[Stated exercise] Check each line of the records below for the word "stack" and copy those where it appears.
───
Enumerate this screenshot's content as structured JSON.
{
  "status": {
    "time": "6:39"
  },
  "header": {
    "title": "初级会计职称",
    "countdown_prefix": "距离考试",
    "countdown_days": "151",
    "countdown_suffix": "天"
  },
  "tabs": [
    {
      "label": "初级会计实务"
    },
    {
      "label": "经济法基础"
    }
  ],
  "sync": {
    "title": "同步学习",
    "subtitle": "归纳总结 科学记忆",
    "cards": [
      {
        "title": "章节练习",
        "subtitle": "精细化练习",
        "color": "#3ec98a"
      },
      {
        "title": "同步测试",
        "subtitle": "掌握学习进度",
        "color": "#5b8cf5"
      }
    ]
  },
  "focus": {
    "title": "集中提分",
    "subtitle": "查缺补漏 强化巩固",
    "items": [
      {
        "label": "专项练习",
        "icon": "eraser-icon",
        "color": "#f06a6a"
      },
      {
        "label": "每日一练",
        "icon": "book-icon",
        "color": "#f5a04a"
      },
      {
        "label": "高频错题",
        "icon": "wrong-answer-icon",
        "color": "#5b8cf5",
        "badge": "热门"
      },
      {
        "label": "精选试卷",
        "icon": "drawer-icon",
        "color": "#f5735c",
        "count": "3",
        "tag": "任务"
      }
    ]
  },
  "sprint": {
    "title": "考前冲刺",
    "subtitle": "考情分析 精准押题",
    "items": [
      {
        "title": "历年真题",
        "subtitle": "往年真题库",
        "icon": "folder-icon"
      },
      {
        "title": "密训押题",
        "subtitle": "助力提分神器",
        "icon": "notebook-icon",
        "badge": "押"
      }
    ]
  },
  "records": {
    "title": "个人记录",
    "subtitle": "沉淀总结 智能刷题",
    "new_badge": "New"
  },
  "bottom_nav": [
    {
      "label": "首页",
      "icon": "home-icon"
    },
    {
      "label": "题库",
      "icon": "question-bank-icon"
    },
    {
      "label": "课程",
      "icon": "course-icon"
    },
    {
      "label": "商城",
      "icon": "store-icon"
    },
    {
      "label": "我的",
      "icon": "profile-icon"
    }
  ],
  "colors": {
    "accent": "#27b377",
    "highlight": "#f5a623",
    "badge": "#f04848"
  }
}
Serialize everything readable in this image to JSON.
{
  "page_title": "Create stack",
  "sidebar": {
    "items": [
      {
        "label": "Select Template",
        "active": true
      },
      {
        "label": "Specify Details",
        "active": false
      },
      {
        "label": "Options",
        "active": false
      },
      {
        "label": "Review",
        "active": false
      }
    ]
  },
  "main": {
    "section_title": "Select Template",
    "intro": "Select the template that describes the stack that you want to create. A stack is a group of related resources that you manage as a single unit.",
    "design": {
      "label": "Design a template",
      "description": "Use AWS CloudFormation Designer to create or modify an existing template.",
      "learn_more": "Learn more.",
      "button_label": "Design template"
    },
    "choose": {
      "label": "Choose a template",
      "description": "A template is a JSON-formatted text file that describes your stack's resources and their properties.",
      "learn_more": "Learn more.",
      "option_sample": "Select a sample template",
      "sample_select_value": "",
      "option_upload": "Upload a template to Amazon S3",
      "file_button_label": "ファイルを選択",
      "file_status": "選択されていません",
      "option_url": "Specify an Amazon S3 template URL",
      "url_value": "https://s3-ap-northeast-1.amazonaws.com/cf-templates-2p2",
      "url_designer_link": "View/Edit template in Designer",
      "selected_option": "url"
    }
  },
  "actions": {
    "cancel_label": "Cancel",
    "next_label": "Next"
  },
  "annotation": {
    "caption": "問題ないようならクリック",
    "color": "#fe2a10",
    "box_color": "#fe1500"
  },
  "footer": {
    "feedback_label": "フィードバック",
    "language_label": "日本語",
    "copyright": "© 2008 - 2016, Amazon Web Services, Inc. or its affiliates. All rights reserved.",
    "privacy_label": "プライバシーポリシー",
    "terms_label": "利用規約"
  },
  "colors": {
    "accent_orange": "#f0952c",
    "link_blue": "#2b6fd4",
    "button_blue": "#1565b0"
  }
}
───
[Result of this task]
  "page_title": "Create stack",
    "intro": "Select the template that describes the stack that you want to create. A stack is a group of related resources that you manage as a single unit.",
      "description": "A template is a JSON-formatted text file that describes your stack's resources and their properties.",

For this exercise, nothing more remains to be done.